* What you are asked to do:
Pick out each line of the records that includes the string "title", and copy it.

* Data for the task:
————
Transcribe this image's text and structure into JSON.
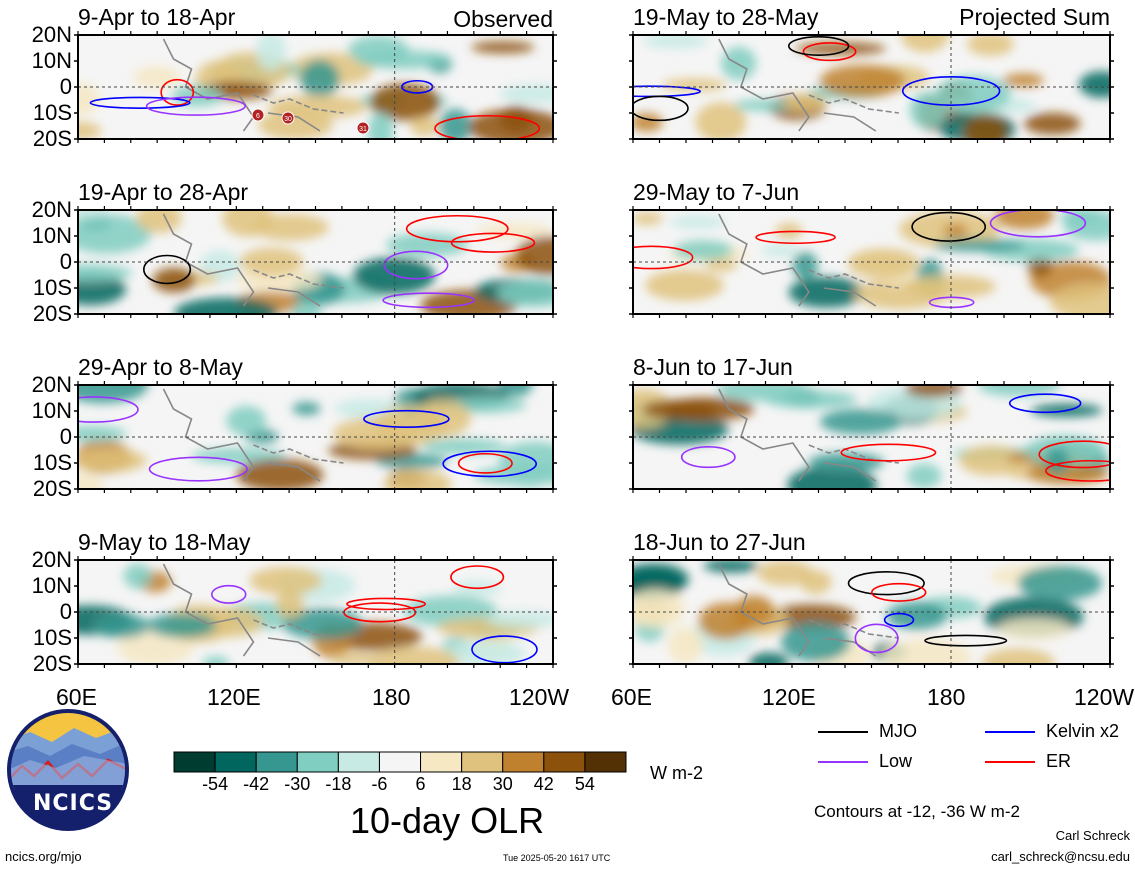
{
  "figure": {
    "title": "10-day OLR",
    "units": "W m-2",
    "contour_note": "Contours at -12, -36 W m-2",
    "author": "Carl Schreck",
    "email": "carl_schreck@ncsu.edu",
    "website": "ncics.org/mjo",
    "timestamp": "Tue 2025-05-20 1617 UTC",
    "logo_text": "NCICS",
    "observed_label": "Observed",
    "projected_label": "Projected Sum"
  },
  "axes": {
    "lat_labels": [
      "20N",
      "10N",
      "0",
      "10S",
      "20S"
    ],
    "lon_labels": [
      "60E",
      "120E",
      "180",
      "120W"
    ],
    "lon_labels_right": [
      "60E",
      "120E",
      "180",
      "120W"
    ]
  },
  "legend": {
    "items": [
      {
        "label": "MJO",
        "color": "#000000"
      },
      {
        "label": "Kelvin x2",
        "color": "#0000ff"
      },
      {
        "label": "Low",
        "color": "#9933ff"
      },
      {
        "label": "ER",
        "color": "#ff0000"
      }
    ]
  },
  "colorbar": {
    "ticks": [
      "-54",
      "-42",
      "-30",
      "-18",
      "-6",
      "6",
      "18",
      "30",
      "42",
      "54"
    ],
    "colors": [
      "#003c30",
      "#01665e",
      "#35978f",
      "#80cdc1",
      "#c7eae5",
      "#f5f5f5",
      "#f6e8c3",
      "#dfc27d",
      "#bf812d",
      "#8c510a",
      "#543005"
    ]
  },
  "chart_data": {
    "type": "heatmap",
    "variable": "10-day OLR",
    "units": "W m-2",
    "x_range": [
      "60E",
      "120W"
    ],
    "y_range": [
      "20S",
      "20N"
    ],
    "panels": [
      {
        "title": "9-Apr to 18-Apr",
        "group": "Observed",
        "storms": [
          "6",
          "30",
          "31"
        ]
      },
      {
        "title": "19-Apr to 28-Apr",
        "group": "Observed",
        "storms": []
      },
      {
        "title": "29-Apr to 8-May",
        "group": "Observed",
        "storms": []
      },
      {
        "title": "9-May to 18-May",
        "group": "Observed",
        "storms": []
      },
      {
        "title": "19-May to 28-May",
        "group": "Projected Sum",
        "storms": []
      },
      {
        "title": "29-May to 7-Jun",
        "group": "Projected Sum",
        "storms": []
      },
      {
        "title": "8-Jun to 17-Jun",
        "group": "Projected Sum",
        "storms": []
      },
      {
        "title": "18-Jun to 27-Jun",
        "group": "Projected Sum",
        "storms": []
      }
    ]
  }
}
————
* Solved exercise:
    "title": "10-day OLR",
        "title": "9-Apr to 18-Apr",
        "title": "19-Apr to 28-Apr",
        "title": "29-Apr to 8-May",
        "title": "9-May to 18-May",
        "title": "19-May to 28-May",
        "title": "29-May to 7-Jun",
        "title": "8-Jun to 17-Jun",
        "title": "18-Jun to 27-Jun",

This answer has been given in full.